— start Records for processing —
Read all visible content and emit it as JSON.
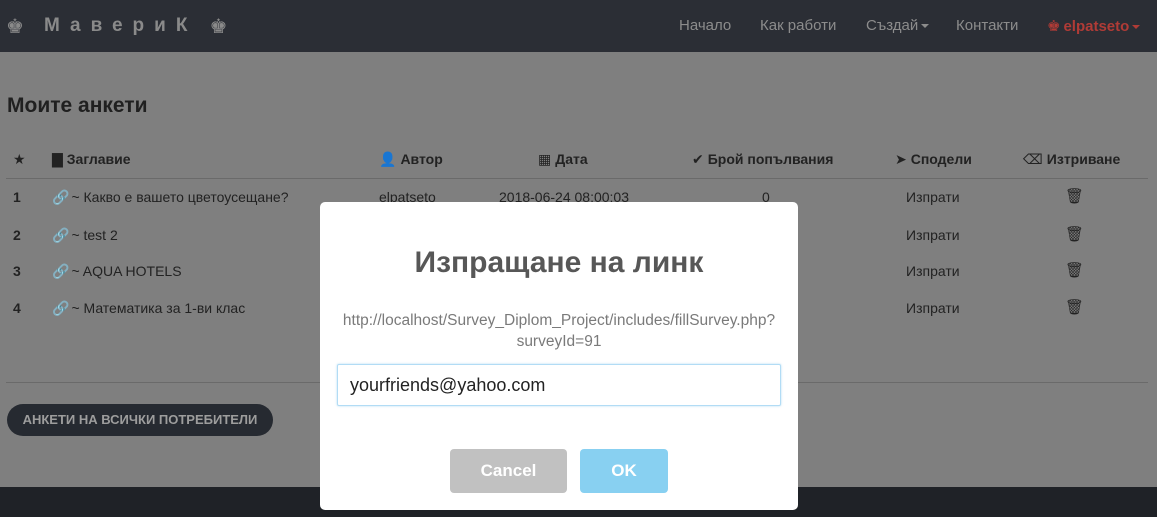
{
  "navbar": {
    "brand": "МавериК",
    "brand_icon_left": "♚",
    "brand_icon_right": "♚",
    "items": {
      "home": "Начало",
      "how": "Как работи",
      "create": "Създай",
      "contacts": "Контакти",
      "user": "elpatseto",
      "user_icon": "♚"
    }
  },
  "page": {
    "title": "Моите анкети"
  },
  "table": {
    "headers": {
      "star": "★",
      "title": "Заглавие",
      "author": "Автор",
      "date": "Дата",
      "fills": "Брой попълвания",
      "share": "Сподели",
      "delete": "Изтриване"
    },
    "header_icons": {
      "title": "▇",
      "author": "👤",
      "date": "▦",
      "fills": "✔",
      "share": "➤",
      "delete": "⌫"
    },
    "rows": [
      {
        "num": "1",
        "title": "~ Какво е вашето цветоусещане?",
        "author": "elpatseto",
        "date": "2018-06-24 08:00:03",
        "fills": "0",
        "share": "Изпрати"
      },
      {
        "num": "2",
        "title": "~ test 2",
        "author": "",
        "date": "",
        "fills": "",
        "share": "Изпрати"
      },
      {
        "num": "3",
        "title": "~ AQUA HOTELS",
        "author": "",
        "date": "",
        "fills": "",
        "share": "Изпрати"
      },
      {
        "num": "4",
        "title": "~ Математика за 1-ви клас",
        "author": "",
        "date": "",
        "fills": "",
        "share": "Изпрати"
      }
    ],
    "link_icon": "🔗",
    "delete_icon": "🗑"
  },
  "buttons": {
    "all_surveys": "АНКЕТИ НА ВСИЧКИ ПОТРЕБИТЕЛИ"
  },
  "modal": {
    "title": "Изпращане на линк",
    "url_line1": "http://localhost/Survey_Diplom_Project/includes/fillSurvey.php?",
    "url_line2": "surveyId=91",
    "input_value": "yourfriends@yahoo.com",
    "cancel": "Cancel",
    "ok": "OK"
  },
  "colors": {
    "navbar_bg": "#2b2e35",
    "overlay": "#7f7f7f",
    "user_accent": "#b03b36",
    "ok_button": "#88d0f1",
    "cancel_button": "#c1c1c1"
  }
}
— end Records for processing —
Repeat the listing verbatim. Skip the pictures.

Read all visible content and emit it as JSON.
{
  "navbar": {
    "brand": "МавериК",
    "brand_icon_left": "♚",
    "brand_icon_right": "♚",
    "items": {
      "home": "Начало",
      "how": "Как работи",
      "create": "Създай",
      "contacts": "Контакти",
      "user": "elpatseto",
      "user_icon": "♚"
    }
  },
  "page": {
    "title": "Моите анкети"
  },
  "table": {
    "headers": {
      "star": "★",
      "title": "Заглавие",
      "author": "Автор",
      "date": "Дата",
      "fills": "Брой попълвания",
      "share": "Сподели",
      "delete": "Изтриване"
    },
    "header_icons": {
      "title": "▇",
      "author": "👤",
      "date": "▦",
      "fills": "✔",
      "share": "➤",
      "delete": "⌫"
    },
    "rows": [
      {
        "num": "1",
        "title": "~ Какво е вашето цветоусещане?",
        "author": "elpatseto",
        "date": "2018-06-24 08:00:03",
        "fills": "0",
        "share": "Изпрати"
      },
      {
        "num": "2",
        "title": "~ test 2",
        "author": "",
        "date": "",
        "fills": "",
        "share": "Изпрати"
      },
      {
        "num": "3",
        "title": "~ AQUA HOTELS",
        "author": "",
        "date": "",
        "fills": "",
        "share": "Изпрати"
      },
      {
        "num": "4",
        "title": "~ Математика за 1-ви клас",
        "author": "",
        "date": "",
        "fills": "",
        "share": "Изпрати"
      }
    ],
    "link_icon": "🔗",
    "delete_icon": "🗑"
  },
  "buttons": {
    "all_surveys": "АНКЕТИ НА ВСИЧКИ ПОТРЕБИТЕЛИ"
  },
  "modal": {
    "title": "Изпращане на линк",
    "url_line1": "http://localhost/Survey_Diplom_Project/includes/fillSurvey.php?",
    "url_line2": "surveyId=91",
    "input_value": "yourfriends@yahoo.com",
    "cancel": "Cancel",
    "ok": "OK"
  },
  "colors": {
    "navbar_bg": "#2b2e35",
    "overlay": "#7f7f7f",
    "user_accent": "#b03b36",
    "ok_button": "#88d0f1",
    "cancel_button": "#c1c1c1"
  }
}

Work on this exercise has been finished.